Excerpt provided:
━━━━━━━━━━━━━━━━
JRR Tolkien's Lord of the Rings is a great yarn. Tolkien creates a world peopled by the most fantastic of creatures - wizards and dwarfs, orcs and elves, and nameless things from the bowels of the Earth.
In many surveys it emerges as the most popular book in the English language written during the 20th century. Precisely for that reason, it is a book film-makers have shied away from. Film imagery can never compete with a reader's imagination. Or can it?
At top, a computer model of the scene of a battle, with the terrain triangulated. At centre, live actors on a set. Note the marks on the blue wall behind them. At bottom, the actors are transported into the model.
In 1968, Stanley Kubrick's 2001, a Space Odyssey pioneered the computer control of camera position. Kubrick used computers to achieve repeatable camera movements in his photography of models of spaceships. George Lucas, in the Star Wars films, continued the trend. Lucas established a company, Industrial Light & Magic, especially to develop new techniques by which computers could be used to create special effects.
Out of that has come a whole new technology of computer graphics. It boasts that if anything can be imagined, it can be filmed. So it was only a matter of time before Tolkien's world and the new technology collided.
For the past three years, film-maker Peter Jackson and a team of technicians at Weta Digital in Wellington have been answering the challenge. After the release of the first of the three-part series, most film writers - and most film goers - agree that film-making will never be the same again.
So why should any of this be of interest to surveyors? It turns our that there is a problem lurking here that is of particular interest to the profession.
Computer graphics creates a world of its own. Programmers have developed many clever techniques to ensure that this world behaves as much like the real world as possible. The problem comes when the computer's world and the real world coincide.
So, for instance, standard animation packages now allow an aspiring computer artist to create a 3D world, to people this world with objects of some kind, to make the objects move through the world, and then to show the results from an arbitrary point of view.
Camera angles, and the placing of the actors, helped a lot with the illusions used in Lord of the Rings. In this scene, Ian McKellen, who plays Gandalf, sits much closer to the camera than Elijah Wood, who plays Frodo the Hobbit. In Tolkeinis world the wizards tower over all other folk, while Hobbits are small. McKellen and Wood are, in reality, quite normal. As in the scene on page 14, the background in this scene has been digitally added and morphed to maintain the illusion.
Today, this is pretty basic stuff. More advanced programs allow the user to script anatomically realistic 3D movement of people and animals. Given a certain amount of computer power, it is possible to drape an image over such models, or create surface textures. In so doing, it is possible to create imagery that is almost indistinguishable from the real thing.
No matter what the level, the important point is that such animations move through a proper 3D space. They are not 2D drawings.
━━━━━━━━━━━━━━━━
(Coordinate annotation records)
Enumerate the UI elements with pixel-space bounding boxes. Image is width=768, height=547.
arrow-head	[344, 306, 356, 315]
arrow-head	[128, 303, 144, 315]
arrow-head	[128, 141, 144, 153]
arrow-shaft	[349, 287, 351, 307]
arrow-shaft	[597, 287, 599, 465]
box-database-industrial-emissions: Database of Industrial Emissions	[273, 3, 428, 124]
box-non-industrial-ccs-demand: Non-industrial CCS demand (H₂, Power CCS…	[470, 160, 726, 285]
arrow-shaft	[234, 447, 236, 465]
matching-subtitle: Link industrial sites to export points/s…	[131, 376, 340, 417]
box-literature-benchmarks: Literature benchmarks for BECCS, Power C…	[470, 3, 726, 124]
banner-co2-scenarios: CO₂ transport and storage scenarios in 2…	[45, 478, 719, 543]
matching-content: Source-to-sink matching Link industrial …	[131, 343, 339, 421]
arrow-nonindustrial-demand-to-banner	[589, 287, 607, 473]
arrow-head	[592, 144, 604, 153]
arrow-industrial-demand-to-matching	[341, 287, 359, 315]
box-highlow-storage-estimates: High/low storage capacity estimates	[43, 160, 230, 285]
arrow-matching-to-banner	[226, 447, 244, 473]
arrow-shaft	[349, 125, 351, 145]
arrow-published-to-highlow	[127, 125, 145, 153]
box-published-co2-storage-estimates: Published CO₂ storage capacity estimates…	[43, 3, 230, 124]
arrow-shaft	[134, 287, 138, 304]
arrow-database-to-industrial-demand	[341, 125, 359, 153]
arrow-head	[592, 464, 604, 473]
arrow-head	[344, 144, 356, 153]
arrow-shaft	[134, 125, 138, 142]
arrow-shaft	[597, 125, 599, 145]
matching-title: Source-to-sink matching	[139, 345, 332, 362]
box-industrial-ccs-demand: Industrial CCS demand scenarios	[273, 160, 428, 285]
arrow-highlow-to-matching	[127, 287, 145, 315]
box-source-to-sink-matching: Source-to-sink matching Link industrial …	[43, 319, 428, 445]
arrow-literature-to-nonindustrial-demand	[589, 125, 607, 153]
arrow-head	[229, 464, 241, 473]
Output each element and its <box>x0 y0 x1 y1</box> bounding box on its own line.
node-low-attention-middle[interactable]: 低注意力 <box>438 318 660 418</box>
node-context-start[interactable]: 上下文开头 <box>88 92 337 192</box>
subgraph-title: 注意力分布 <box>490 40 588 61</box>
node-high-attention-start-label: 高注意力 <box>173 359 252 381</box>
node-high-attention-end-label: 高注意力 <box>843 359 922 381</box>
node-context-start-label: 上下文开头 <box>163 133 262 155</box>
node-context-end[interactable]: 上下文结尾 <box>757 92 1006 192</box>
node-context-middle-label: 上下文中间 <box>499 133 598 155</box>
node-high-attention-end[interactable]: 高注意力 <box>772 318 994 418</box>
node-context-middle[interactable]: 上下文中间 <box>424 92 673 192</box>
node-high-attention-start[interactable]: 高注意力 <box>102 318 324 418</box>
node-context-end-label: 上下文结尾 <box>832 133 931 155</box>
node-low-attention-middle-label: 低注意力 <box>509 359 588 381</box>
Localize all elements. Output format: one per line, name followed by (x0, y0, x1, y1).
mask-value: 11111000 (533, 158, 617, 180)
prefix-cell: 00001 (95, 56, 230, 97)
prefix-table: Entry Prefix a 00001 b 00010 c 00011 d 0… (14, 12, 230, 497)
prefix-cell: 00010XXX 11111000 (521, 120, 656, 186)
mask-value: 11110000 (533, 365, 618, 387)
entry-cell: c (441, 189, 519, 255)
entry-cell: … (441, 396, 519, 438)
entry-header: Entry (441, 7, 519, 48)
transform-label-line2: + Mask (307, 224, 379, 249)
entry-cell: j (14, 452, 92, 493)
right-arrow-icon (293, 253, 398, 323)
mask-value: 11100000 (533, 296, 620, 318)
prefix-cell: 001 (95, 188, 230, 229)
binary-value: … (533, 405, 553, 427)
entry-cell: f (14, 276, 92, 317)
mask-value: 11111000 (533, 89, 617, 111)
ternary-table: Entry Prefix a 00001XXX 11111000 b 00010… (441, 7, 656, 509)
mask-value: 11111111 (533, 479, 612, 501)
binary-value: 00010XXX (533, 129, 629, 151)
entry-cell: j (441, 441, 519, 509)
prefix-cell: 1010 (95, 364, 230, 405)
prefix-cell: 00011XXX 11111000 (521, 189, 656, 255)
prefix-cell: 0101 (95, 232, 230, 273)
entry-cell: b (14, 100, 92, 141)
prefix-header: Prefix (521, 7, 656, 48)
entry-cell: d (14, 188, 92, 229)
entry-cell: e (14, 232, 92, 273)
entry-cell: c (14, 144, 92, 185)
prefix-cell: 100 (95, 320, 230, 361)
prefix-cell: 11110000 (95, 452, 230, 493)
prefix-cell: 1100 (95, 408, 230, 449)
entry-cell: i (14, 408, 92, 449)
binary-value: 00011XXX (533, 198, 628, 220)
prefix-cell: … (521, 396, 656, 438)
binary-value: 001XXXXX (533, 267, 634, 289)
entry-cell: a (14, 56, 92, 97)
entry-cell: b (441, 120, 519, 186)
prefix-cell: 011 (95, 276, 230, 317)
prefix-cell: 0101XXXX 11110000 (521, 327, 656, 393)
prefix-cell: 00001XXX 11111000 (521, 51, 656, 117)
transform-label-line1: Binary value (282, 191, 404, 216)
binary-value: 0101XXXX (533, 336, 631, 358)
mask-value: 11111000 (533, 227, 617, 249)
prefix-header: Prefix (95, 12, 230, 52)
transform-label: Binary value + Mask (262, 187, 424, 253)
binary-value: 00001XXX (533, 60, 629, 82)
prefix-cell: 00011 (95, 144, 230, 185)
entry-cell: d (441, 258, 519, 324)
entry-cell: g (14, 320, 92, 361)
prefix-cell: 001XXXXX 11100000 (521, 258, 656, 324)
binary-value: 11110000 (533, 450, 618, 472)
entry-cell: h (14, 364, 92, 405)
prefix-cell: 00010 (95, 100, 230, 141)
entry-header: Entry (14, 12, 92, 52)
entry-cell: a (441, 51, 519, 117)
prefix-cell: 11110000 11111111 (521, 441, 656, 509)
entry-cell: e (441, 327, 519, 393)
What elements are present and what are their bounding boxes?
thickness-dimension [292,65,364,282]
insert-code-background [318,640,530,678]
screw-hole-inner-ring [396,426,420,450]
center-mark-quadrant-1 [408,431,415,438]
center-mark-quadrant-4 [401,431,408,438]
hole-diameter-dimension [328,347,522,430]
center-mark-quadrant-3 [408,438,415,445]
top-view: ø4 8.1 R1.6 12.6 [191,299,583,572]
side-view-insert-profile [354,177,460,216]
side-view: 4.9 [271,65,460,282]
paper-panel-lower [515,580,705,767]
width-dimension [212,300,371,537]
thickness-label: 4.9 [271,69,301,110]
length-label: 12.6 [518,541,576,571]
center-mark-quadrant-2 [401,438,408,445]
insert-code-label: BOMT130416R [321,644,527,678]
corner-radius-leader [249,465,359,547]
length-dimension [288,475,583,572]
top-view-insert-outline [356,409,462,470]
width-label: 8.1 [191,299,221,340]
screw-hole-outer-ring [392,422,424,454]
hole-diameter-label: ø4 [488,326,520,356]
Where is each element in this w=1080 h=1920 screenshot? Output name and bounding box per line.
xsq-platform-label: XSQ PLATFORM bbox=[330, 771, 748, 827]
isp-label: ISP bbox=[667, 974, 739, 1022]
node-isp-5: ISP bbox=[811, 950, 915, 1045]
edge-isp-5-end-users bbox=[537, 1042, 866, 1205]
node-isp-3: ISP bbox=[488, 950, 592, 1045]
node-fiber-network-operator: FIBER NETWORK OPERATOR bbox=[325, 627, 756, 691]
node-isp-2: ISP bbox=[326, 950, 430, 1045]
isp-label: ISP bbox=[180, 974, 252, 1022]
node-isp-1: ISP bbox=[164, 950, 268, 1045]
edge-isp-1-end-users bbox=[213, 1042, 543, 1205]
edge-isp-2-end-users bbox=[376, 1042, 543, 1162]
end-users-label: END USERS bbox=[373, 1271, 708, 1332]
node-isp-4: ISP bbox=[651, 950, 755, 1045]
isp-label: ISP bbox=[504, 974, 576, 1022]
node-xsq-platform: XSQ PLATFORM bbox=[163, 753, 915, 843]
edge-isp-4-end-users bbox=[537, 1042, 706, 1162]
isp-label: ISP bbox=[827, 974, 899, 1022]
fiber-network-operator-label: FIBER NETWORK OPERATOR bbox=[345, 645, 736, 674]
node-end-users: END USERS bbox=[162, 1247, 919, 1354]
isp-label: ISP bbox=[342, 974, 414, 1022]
━━━━━━━━━━━━━━━━
Task brief:
Retype the passage on filming Tolkien's Lord of the Rings word for word, everything from "Computer graphics creates" down to "real world coincide.". These records were taken from a separate source.

Answer to the exercise:
Computer graphics creates a world of its own. Programmers have developed many clever techniques to ensure that this world behaves as much like the real world as possible. The problem comes when the computer's world and the real world coincide.